» DATASET RECORDS
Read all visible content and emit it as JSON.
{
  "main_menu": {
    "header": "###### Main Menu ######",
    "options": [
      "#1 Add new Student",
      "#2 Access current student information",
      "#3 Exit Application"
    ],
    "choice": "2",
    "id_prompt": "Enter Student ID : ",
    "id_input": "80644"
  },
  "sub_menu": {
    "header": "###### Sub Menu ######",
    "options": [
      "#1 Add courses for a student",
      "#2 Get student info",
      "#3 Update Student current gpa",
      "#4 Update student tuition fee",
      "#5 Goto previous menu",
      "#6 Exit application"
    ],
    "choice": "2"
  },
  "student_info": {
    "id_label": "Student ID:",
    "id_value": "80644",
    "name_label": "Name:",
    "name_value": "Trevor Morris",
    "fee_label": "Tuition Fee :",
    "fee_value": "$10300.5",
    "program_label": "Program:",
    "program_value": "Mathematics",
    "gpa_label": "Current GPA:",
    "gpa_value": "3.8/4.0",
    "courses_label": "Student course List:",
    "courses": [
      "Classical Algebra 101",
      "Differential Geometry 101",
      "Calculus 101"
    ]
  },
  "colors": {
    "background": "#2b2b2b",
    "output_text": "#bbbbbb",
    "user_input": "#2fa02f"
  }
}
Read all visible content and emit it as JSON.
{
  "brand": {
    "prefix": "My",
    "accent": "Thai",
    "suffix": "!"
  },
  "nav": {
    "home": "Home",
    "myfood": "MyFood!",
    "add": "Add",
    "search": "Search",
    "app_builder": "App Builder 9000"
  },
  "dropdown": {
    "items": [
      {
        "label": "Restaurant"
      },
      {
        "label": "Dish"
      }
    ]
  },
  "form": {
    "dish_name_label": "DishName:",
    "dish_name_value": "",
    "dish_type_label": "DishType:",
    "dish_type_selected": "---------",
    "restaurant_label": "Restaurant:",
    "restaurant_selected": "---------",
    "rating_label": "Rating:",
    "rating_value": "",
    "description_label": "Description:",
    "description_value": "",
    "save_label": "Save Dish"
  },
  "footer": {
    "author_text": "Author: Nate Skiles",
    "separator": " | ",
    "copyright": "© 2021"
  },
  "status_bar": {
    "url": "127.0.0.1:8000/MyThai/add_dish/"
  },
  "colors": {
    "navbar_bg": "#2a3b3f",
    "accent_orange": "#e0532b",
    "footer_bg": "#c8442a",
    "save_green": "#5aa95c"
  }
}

» JOB
Your task is to repeat the data exactly; please include every line.

» SOLUTION TO THE PROBLEM
Read all visible content and emit it as JSON.
{
  "main_menu": {
    "header": "###### Main Menu ######",
    "options": [
      "#1 Add new Student",
      "#2 Access current student information",
      "#3 Exit Application"
    ],
    "choice": "2",
    "id_prompt": "Enter Student ID : ",
    "id_input": "80644"
  },
  "sub_menu": {
    "header": "###### Sub Menu ######",
    "options": [
      "#1 Add courses for a student",
      "#2 Get student info",
      "#3 Update Student current gpa",
      "#4 Update student tuition fee",
      "#5 Goto previous menu",
      "#6 Exit application"
    ],
    "choice": "2"
  },
  "student_info": {
    "id_label": "Student ID:",
    "id_value": "80644",
    "name_label": "Name:",
    "name_value": "Trevor Morris",
    "fee_label": "Tuition Fee :",
    "fee_value": "$10300.5",
    "program_label": "Program:",
    "program_value": "Mathematics",
    "gpa_label": "Current GPA:",
    "gpa_value": "3.8/4.0",
    "courses_label": "Student course List:",
    "courses": [
      "Classical Algebra 101",
      "Differential Geometry 101",
      "Calculus 101"
    ]
  },
  "colors": {
    "background": "#2b2b2b",
    "output_text": "#bbbbbb",
    "user_input": "#2fa02f"
  }
}
Read all visible content and emit it as JSON.
{
  "brand": {
    "prefix": "My",
    "accent": "Thai",
    "suffix": "!"
  },
  "nav": {
    "home": "Home",
    "myfood": "MyFood!",
    "add": "Add",
    "search": "Search",
    "app_builder": "App Builder 9000"
  },
  "dropdown": {
    "items": [
      {
        "label": "Restaurant"
      },
      {
        "label": "Dish"
      }
    ]
  },
  "form": {
    "dish_name_label": "DishName:",
    "dish_name_value": "",
    "dish_type_label": "DishType:",
    "dish_type_selected": "---------",
    "restaurant_label": "Restaurant:",
    "restaurant_selected": "---------",
    "rating_label": "Rating:",
    "rating_value": "",
    "description_label": "Description:",
    "description_value": "",
    "save_label": "Save Dish"
  },
  "footer": {
    "author_text": "Author: Nate Skiles",
    "separator": " | ",
    "copyright": "© 2021"
  },
  "status_bar": {
    "url": "127.0.0.1:8000/MyThai/add_dish/"
  },
  "colors": {
    "navbar_bg": "#2a3b3f",
    "accent_orange": "#e0532b",
    "footer_bg": "#c8442a",
    "save_green": "#5aa95c"
  }
}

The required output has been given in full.